-- start of Records for this exercise --

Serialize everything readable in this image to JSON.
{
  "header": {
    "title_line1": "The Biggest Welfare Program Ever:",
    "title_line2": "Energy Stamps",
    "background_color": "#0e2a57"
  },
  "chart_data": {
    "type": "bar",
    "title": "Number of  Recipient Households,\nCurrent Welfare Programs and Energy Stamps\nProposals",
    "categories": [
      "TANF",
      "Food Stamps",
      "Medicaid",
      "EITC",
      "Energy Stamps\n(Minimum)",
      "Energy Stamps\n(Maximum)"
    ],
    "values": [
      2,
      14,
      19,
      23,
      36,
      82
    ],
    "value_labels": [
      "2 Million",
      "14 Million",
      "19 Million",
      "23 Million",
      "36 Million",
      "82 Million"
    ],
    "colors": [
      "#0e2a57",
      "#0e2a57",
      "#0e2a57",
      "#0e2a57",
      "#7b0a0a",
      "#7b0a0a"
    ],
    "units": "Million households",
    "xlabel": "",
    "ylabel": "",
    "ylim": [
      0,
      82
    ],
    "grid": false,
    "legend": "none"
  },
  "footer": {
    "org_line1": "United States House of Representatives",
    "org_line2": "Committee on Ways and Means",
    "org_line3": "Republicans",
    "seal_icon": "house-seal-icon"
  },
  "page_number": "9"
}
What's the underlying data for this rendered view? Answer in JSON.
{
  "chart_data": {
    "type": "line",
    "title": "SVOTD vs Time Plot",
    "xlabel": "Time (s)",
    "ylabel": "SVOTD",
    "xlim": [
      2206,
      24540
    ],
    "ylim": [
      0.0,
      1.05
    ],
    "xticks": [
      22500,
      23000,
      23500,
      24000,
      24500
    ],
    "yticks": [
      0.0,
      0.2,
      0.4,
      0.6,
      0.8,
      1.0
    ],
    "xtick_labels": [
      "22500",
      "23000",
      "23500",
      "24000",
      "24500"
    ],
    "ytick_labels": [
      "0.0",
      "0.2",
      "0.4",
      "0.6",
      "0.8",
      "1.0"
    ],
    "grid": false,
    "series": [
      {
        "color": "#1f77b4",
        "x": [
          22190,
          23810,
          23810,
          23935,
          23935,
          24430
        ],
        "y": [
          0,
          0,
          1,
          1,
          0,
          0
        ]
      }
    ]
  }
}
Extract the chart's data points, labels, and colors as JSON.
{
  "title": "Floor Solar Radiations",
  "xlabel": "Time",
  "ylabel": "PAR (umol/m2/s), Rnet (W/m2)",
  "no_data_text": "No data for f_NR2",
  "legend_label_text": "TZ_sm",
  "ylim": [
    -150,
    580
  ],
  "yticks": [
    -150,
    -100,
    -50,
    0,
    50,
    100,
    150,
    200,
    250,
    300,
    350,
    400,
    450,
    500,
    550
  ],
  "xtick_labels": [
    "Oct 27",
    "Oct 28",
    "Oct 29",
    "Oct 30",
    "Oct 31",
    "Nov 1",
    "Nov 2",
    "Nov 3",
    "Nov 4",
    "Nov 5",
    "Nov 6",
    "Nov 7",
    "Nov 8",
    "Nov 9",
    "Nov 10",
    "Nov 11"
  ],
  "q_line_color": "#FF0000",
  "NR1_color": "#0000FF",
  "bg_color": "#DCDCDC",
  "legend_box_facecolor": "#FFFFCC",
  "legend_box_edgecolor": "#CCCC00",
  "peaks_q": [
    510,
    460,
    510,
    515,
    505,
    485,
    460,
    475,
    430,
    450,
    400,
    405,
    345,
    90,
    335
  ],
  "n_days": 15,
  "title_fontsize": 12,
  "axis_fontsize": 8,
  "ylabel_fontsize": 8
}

-- end of Records for this exercise --

# [The exercise]
From the entries above, copy out every line where the string "Time" appears.

# [Worked answer]
    "title": "SVOTD vs Time Plot",
    "xlabel": "Time (s)",
  "xlabel": "Time",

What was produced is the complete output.